▸ **WHAT IS BEING ASKED**
Each entry below is to be extracted exactly.

▸ **Source data**

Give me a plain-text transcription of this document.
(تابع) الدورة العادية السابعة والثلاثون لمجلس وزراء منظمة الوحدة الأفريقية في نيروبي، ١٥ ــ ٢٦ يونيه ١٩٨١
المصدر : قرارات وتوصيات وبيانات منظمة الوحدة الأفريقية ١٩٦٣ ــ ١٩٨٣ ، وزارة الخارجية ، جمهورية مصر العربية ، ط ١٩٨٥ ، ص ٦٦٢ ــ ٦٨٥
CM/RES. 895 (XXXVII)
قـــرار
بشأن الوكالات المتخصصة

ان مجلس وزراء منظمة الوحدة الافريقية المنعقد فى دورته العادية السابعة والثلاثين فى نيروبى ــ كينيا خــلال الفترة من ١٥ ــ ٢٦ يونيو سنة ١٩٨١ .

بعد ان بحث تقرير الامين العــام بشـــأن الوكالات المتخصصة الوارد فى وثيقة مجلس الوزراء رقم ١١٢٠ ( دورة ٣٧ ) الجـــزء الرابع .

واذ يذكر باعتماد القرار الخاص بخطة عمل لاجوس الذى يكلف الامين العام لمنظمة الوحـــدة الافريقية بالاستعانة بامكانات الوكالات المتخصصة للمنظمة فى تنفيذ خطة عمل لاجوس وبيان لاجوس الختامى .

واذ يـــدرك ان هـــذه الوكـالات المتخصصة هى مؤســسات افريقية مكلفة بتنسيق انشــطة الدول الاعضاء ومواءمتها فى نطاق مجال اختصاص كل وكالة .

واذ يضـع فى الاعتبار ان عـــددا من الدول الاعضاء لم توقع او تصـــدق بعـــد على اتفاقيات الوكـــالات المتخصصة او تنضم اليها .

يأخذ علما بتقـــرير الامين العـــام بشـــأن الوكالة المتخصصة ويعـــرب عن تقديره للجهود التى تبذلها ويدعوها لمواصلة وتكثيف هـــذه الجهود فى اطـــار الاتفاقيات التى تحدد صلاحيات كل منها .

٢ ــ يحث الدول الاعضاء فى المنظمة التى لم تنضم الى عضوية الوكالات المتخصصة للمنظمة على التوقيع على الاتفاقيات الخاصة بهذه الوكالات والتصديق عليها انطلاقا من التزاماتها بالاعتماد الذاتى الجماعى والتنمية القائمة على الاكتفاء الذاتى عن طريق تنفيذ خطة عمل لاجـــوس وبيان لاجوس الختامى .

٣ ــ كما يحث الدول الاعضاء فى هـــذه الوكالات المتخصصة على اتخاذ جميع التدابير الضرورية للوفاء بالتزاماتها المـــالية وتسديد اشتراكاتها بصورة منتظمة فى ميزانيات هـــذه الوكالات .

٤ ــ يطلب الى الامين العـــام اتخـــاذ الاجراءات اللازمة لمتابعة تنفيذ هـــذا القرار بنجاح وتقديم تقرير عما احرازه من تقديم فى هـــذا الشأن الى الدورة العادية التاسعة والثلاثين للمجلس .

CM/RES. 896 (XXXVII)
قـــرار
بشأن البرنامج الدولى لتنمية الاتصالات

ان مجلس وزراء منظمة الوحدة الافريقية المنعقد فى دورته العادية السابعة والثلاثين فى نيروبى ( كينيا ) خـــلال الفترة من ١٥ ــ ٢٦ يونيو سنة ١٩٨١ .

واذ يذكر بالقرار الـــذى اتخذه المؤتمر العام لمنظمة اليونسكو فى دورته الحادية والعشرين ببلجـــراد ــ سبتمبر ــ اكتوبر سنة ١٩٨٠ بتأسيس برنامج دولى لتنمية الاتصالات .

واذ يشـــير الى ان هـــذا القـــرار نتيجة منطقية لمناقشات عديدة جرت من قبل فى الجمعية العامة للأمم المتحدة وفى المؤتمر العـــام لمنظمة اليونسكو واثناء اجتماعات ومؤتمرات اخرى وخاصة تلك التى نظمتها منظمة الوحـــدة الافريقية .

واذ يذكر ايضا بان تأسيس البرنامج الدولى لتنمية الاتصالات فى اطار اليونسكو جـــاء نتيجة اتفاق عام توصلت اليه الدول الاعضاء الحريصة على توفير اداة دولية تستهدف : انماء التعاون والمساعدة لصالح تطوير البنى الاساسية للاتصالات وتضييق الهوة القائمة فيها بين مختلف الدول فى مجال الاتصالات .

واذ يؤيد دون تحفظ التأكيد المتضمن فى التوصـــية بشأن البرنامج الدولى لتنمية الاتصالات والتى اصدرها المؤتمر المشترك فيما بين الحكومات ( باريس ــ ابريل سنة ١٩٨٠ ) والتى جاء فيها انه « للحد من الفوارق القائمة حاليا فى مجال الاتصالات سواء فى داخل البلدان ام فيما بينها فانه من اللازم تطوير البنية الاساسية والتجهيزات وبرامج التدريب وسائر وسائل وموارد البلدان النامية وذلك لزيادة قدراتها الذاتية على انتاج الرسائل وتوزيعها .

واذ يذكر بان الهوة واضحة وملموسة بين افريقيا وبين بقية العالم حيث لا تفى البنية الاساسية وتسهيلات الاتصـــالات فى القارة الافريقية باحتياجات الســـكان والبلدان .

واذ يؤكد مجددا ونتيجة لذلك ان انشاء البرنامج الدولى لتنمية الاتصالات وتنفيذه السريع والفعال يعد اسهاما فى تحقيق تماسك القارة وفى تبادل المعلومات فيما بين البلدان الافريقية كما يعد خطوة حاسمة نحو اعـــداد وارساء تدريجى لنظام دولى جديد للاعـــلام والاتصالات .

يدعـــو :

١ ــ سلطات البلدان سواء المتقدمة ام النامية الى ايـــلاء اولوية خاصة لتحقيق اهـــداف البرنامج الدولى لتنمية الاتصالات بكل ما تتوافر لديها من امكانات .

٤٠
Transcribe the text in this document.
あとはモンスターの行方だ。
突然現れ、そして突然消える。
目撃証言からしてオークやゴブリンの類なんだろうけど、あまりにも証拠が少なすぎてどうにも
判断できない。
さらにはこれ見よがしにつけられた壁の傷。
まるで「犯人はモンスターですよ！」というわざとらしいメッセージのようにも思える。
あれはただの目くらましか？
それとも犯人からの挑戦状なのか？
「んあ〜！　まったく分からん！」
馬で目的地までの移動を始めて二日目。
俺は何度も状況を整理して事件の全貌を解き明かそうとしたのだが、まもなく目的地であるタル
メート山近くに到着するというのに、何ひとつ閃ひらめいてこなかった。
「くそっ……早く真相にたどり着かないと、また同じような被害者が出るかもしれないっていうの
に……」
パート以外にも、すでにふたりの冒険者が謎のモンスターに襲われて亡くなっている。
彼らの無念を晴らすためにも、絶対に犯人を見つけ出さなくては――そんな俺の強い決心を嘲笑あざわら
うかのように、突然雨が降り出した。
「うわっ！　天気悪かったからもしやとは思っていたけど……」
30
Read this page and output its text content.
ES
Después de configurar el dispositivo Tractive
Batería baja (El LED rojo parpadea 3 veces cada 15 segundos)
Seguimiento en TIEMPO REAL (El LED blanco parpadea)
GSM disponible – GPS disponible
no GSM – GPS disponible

▸ **CORRECT OUTPUT**
Give me a plain-text transcription of this document.
(تابع) الدورة العادية السابعة والثلاثون لمجلس وزراء منظمة الوحدة الأفريقية في نيروبي، ١٥ ــ ٢٦ يونيه ١٩٨١
المصدر : قرارات وتوصيات وبيانات منظمة الوحدة الأفريقية ١٩٦٣ ــ ١٩٨٣ ، وزارة الخارجية ، جمهورية مصر العربية ، ط ١٩٨٥ ، ص ٦٦٢ ــ ٦٨٥
CM/RES. 895 (XXXVII)
قـــرار
بشأن الوكالات المتخصصة

ان مجلس وزراء منظمة الوحدة الافريقية المنعقد فى دورته العادية السابعة والثلاثين فى نيروبى ــ كينيا خــلال الفترة من ١٥ ــ ٢٦ يونيو سنة ١٩٨١ .

بعد ان بحث تقرير الامين العــام بشـــأن الوكالات المتخصصة الوارد فى وثيقة مجلس الوزراء رقم ١١٢٠ ( دورة ٣٧ ) الجـــزء الرابع .

واذ يذكر باعتماد القرار الخاص بخطة عمل لاجوس الذى يكلف الامين العام لمنظمة الوحـــدة الافريقية بالاستعانة بامكانات الوكالات المتخصصة للمنظمة فى تنفيذ خطة عمل لاجوس وبيان لاجوس الختامى .

واذ يـــدرك ان هـــذه الوكـالات المتخصصة هى مؤســسات افريقية مكلفة بتنسيق انشــطة الدول الاعضاء ومواءمتها فى نطاق مجال اختصاص كل وكالة .

واذ يضـع فى الاعتبار ان عـــددا من الدول الاعضاء لم توقع او تصـــدق بعـــد على اتفاقيات الوكـــالات المتخصصة او تنضم اليها .

يأخذ علما بتقـــرير الامين العـــام بشـــأن الوكالة المتخصصة ويعـــرب عن تقديره للجهود التى تبذلها ويدعوها لمواصلة وتكثيف هـــذه الجهود فى اطـــار الاتفاقيات التى تحدد صلاحيات كل منها .

٢ ــ يحث الدول الاعضاء فى المنظمة التى لم تنضم الى عضوية الوكالات المتخصصة للمنظمة على التوقيع على الاتفاقيات الخاصة بهذه الوكالات والتصديق عليها انطلاقا من التزاماتها بالاعتماد الذاتى الجماعى والتنمية القائمة على الاكتفاء الذاتى عن طريق تنفيذ خطة عمل لاجـــوس وبيان لاجوس الختامى .

٣ ــ كما يحث الدول الاعضاء فى هـــذه الوكالات المتخصصة على اتخاذ جميع التدابير الضرورية للوفاء بالتزاماتها المـــالية وتسديد اشتراكاتها بصورة منتظمة فى ميزانيات هـــذه الوكالات .

٤ ــ يطلب الى الامين العـــام اتخـــاذ الاجراءات اللازمة لمتابعة تنفيذ هـــذا القرار بنجاح وتقديم تقرير عما احرازه من تقديم فى هـــذا الشأن الى الدورة العادية التاسعة والثلاثين للمجلس .

CM/RES. 896 (XXXVII)
قـــرار
بشأن البرنامج الدولى لتنمية الاتصالات

ان مجلس وزراء منظمة الوحدة الافريقية المنعقد فى دورته العادية السابعة والثلاثين فى نيروبى ( كينيا ) خـــلال الفترة من ١٥ ــ ٢٦ يونيو سنة ١٩٨١ .

واذ يذكر بالقرار الـــذى اتخذه المؤتمر العام لمنظمة اليونسكو فى دورته الحادية والعشرين ببلجـــراد ــ سبتمبر ــ اكتوبر سنة ١٩٨٠ بتأسيس برنامج دولى لتنمية الاتصالات .

واذ يشـــير الى ان هـــذا القـــرار نتيجة منطقية لمناقشات عديدة جرت من قبل فى الجمعية العامة للأمم المتحدة وفى المؤتمر العـــام لمنظمة اليونسكو واثناء اجتماعات ومؤتمرات اخرى وخاصة تلك التى نظمتها منظمة الوحـــدة الافريقية .

واذ يذكر ايضا بان تأسيس البرنامج الدولى لتنمية الاتصالات فى اطار اليونسكو جـــاء نتيجة اتفاق عام توصلت اليه الدول الاعضاء الحريصة على توفير اداة دولية تستهدف : انماء التعاون والمساعدة لصالح تطوير البنى الاساسية للاتصالات وتضييق الهوة القائمة فيها بين مختلف الدول فى مجال الاتصالات .

واذ يؤيد دون تحفظ التأكيد المتضمن فى التوصـــية بشأن البرنامج الدولى لتنمية الاتصالات والتى اصدرها المؤتمر المشترك فيما بين الحكومات ( باريس ــ ابريل سنة ١٩٨٠ ) والتى جاء فيها انه « للحد من الفوارق القائمة حاليا فى مجال الاتصالات سواء فى داخل البلدان ام فيما بينها فانه من اللازم تطوير البنية الاساسية والتجهيزات وبرامج التدريب وسائر وسائل وموارد البلدان النامية وذلك لزيادة قدراتها الذاتية على انتاج الرسائل وتوزيعها .

واذ يذكر بان الهوة واضحة وملموسة بين افريقيا وبين بقية العالم حيث لا تفى البنية الاساسية وتسهيلات الاتصـــالات فى القارة الافريقية باحتياجات الســـكان والبلدان .

واذ يؤكد مجددا ونتيجة لذلك ان انشاء البرنامج الدولى لتنمية الاتصالات وتنفيذه السريع والفعال يعد اسهاما فى تحقيق تماسك القارة وفى تبادل المعلومات فيما بين البلدان الافريقية كما يعد خطوة حاسمة نحو اعـــداد وارساء تدريجى لنظام دولى جديد للاعـــلام والاتصالات .

يدعـــو :

١ ــ سلطات البلدان سواء المتقدمة ام النامية الى ايـــلاء اولوية خاصة لتحقيق اهـــداف البرنامج الدولى لتنمية الاتصالات بكل ما تتوافر لديها من امكانات .

٤٠
Transcribe the text in this document.
あとはモンスターの行方だ。
突然現れ、そして突然消える。
目撃証言からしてオークやゴブリンの類なんだろうけど、あまりにも証拠が少なすぎてどうにも
判断できない。
さらにはこれ見よがしにつけられた壁の傷。
まるで「犯人はモンスターですよ！」というわざとらしいメッセージのようにも思える。
あれはただの目くらましか？
それとも犯人からの挑戦状なのか？
「んあ〜！　まったく分からん！」
馬で目的地までの移動を始めて二日目。
俺は何度も状況を整理して事件の全貌を解き明かそうとしたのだが、まもなく目的地であるタル
メート山近くに到着するというのに、何ひとつ閃ひらめいてこなかった。
「くそっ……早く真相にたどり着かないと、また同じような被害者が出るかもしれないっていうの
に……」
パート以外にも、すでにふたりの冒険者が謎のモンスターに襲われて亡くなっている。
彼らの無念を晴らすためにも、絶対に犯人を見つけ出さなくては――そんな俺の強い決心を嘲笑あざわら
うかのように、突然雨が降り出した。
「うわっ！　天気悪かったからもしやとは思っていたけど……」
30
Read this page and output its text content.
ES
Después de configurar el dispositivo Tractive
Batería baja (El LED rojo parpadea 3 veces cada 15 segundos)
Seguimiento en TIEMPO REAL (El LED blanco parpadea)
GSM disponible – GPS disponible
no GSM – GPS disponible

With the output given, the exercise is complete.